--- PROBLEM DESCRIPTION ---
Pick out the lines below that include the string "style".

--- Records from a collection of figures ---
--*--

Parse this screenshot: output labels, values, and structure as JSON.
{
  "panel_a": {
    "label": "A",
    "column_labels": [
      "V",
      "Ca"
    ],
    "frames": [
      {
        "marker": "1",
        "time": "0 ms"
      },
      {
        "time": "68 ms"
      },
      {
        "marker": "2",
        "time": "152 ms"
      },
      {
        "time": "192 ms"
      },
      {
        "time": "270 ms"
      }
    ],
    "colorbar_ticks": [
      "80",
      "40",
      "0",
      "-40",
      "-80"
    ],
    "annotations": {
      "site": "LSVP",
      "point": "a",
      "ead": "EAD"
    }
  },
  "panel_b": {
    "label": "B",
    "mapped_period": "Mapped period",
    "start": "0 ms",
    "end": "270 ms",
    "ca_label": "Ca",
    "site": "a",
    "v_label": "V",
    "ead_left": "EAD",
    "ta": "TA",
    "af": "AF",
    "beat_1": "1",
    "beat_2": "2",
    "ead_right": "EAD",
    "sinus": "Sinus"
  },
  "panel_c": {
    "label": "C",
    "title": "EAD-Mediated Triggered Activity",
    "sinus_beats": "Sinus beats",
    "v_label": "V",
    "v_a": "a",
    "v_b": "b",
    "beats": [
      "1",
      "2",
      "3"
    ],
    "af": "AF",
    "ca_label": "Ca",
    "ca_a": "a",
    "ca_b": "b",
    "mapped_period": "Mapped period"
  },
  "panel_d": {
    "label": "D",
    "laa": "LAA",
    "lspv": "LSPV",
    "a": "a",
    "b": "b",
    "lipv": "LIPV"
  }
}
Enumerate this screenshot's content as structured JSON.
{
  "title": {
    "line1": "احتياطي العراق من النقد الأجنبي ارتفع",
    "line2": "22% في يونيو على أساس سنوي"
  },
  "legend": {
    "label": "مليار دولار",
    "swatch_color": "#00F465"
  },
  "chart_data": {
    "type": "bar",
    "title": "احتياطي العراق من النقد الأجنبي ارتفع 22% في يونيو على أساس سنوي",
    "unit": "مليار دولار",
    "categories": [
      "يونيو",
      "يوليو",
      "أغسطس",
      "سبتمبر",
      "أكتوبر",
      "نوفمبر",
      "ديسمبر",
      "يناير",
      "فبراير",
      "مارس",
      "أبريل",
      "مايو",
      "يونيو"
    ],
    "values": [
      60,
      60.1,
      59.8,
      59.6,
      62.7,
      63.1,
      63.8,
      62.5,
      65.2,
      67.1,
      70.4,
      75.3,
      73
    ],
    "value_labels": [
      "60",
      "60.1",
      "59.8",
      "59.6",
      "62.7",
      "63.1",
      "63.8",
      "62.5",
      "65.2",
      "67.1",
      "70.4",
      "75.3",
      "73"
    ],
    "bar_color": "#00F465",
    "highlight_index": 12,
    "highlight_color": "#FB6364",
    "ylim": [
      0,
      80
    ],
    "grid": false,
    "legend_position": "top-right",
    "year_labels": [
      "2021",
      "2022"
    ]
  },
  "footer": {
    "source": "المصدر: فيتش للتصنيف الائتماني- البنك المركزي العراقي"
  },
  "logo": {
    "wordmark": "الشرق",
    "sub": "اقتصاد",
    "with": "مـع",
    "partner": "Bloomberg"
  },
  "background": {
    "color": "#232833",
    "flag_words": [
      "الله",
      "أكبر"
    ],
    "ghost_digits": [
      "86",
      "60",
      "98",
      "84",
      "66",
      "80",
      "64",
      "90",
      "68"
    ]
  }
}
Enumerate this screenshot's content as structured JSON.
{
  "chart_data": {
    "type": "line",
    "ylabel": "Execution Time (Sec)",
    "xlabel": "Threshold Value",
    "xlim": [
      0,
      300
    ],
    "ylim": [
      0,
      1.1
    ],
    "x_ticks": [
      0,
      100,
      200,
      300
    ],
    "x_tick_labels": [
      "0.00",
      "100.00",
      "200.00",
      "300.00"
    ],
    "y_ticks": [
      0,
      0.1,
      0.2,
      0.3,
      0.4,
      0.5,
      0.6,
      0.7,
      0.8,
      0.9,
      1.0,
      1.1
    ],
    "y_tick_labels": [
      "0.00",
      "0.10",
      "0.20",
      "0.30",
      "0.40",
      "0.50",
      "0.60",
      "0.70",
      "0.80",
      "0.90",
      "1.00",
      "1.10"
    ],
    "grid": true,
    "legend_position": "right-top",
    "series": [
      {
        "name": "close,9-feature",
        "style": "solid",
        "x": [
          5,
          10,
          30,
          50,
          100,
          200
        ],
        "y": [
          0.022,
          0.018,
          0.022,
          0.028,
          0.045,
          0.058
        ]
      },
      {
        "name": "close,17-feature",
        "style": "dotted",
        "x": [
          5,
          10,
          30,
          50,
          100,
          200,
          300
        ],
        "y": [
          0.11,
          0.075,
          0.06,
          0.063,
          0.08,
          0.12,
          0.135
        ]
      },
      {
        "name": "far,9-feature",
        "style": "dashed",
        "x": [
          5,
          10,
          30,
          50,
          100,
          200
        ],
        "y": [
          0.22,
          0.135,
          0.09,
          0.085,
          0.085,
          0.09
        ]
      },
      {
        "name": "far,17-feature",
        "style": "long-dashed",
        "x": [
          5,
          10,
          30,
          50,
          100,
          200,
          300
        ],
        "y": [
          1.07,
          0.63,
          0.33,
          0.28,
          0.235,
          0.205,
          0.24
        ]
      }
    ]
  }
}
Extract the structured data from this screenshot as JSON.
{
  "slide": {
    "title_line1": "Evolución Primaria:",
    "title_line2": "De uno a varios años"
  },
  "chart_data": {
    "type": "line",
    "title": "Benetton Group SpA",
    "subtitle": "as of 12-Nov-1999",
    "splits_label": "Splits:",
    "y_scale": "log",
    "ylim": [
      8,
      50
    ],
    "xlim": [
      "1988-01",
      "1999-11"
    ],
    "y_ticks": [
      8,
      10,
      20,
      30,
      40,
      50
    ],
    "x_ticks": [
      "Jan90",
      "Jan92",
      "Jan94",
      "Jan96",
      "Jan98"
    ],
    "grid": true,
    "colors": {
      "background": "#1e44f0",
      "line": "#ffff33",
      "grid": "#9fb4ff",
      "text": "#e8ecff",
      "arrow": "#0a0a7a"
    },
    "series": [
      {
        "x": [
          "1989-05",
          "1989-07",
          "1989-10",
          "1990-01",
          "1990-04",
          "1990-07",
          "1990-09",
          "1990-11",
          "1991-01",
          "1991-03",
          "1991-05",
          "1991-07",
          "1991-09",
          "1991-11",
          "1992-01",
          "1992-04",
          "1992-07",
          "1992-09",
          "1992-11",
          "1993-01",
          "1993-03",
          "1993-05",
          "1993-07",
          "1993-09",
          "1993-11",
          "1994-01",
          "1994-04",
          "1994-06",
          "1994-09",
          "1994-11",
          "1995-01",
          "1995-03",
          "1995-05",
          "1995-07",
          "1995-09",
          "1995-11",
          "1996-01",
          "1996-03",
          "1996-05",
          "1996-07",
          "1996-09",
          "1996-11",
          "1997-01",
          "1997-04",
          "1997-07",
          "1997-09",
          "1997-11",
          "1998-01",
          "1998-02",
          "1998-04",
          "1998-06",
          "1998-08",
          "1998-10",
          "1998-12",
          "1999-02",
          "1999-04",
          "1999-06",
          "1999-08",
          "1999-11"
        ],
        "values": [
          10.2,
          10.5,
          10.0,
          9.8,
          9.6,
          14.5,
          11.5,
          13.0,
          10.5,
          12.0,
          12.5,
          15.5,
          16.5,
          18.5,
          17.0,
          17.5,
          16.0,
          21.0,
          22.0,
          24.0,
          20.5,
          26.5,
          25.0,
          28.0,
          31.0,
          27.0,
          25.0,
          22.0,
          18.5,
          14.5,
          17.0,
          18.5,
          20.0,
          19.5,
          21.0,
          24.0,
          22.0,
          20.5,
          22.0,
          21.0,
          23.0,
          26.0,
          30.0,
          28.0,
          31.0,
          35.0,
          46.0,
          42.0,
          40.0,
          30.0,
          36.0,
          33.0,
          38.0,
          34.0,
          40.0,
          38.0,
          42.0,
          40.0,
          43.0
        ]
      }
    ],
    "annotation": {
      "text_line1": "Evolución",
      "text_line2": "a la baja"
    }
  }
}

--*--

--- SOLUTION TO THIS EXERCISE ---
        "style": "solid",
        "style": "dotted",
        "style": "dashed",
        "style": "long-dashed",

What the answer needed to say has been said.